■ Input data:

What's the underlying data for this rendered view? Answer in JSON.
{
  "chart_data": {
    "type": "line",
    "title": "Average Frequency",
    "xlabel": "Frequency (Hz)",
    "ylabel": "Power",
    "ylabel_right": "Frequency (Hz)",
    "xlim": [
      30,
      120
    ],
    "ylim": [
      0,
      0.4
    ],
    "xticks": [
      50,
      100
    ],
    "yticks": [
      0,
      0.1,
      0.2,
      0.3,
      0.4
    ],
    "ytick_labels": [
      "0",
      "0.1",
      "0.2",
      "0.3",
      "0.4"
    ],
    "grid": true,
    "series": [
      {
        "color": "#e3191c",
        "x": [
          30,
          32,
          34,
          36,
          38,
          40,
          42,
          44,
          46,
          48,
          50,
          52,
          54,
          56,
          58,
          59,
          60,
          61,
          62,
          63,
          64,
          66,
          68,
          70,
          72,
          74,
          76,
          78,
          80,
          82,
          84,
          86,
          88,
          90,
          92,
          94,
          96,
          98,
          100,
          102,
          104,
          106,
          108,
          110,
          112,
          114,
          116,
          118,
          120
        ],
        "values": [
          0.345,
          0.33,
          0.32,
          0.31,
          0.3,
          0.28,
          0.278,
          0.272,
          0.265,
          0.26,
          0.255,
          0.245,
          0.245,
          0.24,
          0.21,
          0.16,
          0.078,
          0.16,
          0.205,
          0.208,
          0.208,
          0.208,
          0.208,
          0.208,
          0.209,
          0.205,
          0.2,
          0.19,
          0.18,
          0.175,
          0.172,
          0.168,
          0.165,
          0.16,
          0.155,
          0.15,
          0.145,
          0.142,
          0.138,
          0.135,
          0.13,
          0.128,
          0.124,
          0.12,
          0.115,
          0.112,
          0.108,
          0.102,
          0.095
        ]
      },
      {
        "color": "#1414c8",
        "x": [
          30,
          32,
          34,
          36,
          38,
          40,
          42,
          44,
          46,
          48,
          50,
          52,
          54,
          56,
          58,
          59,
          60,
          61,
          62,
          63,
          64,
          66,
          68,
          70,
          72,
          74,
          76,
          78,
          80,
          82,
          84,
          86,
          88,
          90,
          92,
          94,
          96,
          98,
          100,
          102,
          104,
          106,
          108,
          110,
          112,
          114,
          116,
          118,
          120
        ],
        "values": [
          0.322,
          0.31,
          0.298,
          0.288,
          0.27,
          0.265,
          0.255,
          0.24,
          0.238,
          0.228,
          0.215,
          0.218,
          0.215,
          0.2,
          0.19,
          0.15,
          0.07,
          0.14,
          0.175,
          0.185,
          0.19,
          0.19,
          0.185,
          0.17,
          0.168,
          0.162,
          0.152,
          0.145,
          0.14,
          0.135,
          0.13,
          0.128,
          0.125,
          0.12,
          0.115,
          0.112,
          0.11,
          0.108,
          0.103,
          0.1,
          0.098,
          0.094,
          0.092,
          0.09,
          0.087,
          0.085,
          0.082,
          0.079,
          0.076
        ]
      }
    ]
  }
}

■ Task to carry out: The records above need to be transcribed in full. Keep every character unchanged.

■ Task answer:
What's the underlying data for this rendered view? Answer in JSON.
{
  "chart_data": {
    "type": "line",
    "title": "Average Frequency",
    "xlabel": "Frequency (Hz)",
    "ylabel": "Power",
    "ylabel_right": "Frequency (Hz)",
    "xlim": [
      30,
      120
    ],
    "ylim": [
      0,
      0.4
    ],
    "xticks": [
      50,
      100
    ],
    "yticks": [
      0,
      0.1,
      0.2,
      0.3,
      0.4
    ],
    "ytick_labels": [
      "0",
      "0.1",
      "0.2",
      "0.3",
      "0.4"
    ],
    "grid": true,
    "series": [
      {
        "color": "#e3191c",
        "x": [
          30,
          32,
          34,
          36,
          38,
          40,
          42,
          44,
          46,
          48,
          50,
          52,
          54,
          56,
          58,
          59,
          60,
          61,
          62,
          63,
          64,
          66,
          68,
          70,
          72,
          74,
          76,
          78,
          80,
          82,
          84,
          86,
          88,
          90,
          92,
          94,
          96,
          98,
          100,
          102,
          104,
          106,
          108,
          110,
          112,
          114,
          116,
          118,
          120
        ],
        "values": [
          0.345,
          0.33,
          0.32,
          0.31,
          0.3,
          0.28,
          0.278,
          0.272,
          0.265,
          0.26,
          0.255,
          0.245,
          0.245,
          0.24,
          0.21,
          0.16,
          0.078,
          0.16,
          0.205,
          0.208,
          0.208,
          0.208,
          0.208,
          0.208,
          0.209,
          0.205,
          0.2,
          0.19,
          0.18,
          0.175,
          0.172,
          0.168,
          0.165,
          0.16,
          0.155,
          0.15,
          0.145,
          0.142,
          0.138,
          0.135,
          0.13,
          0.128,
          0.124,
          0.12,
          0.115,
          0.112,
          0.108,
          0.102,
          0.095
        ]
      },
      {
        "color": "#1414c8",
        "x": [
          30,
          32,
          34,
          36,
          38,
          40,
          42,
          44,
          46,
          48,
          50,
          52,
          54,
          56,
          58,
          59,
          60,
          61,
          62,
          63,
          64,
          66,
          68,
          70,
          72,
          74,
          76,
          78,
          80,
          82,
          84,
          86,
          88,
          90,
          92,
          94,
          96,
          98,
          100,
          102,
          104,
          106,
          108,
          110,
          112,
          114,
          116,
          118,
          120
        ],
        "values": [
          0.322,
          0.31,
          0.298,
          0.288,
          0.27,
          0.265,
          0.255,
          0.24,
          0.238,
          0.228,
          0.215,
          0.218,
          0.215,
          0.2,
          0.19,
          0.15,
          0.07,
          0.14,
          0.175,
          0.185,
          0.19,
          0.19,
          0.185,
          0.17,
          0.168,
          0.162,
          0.152,
          0.145,
          0.14,
          0.135,
          0.13,
          0.128,
          0.125,
          0.12,
          0.115,
          0.112,
          0.11,
          0.108,
          0.103,
          0.1,
          0.098,
          0.094,
          0.092,
          0.09,
          0.087,
          0.085,
          0.082,
          0.079,
          0.076
        ]
      }
    ]
  }
}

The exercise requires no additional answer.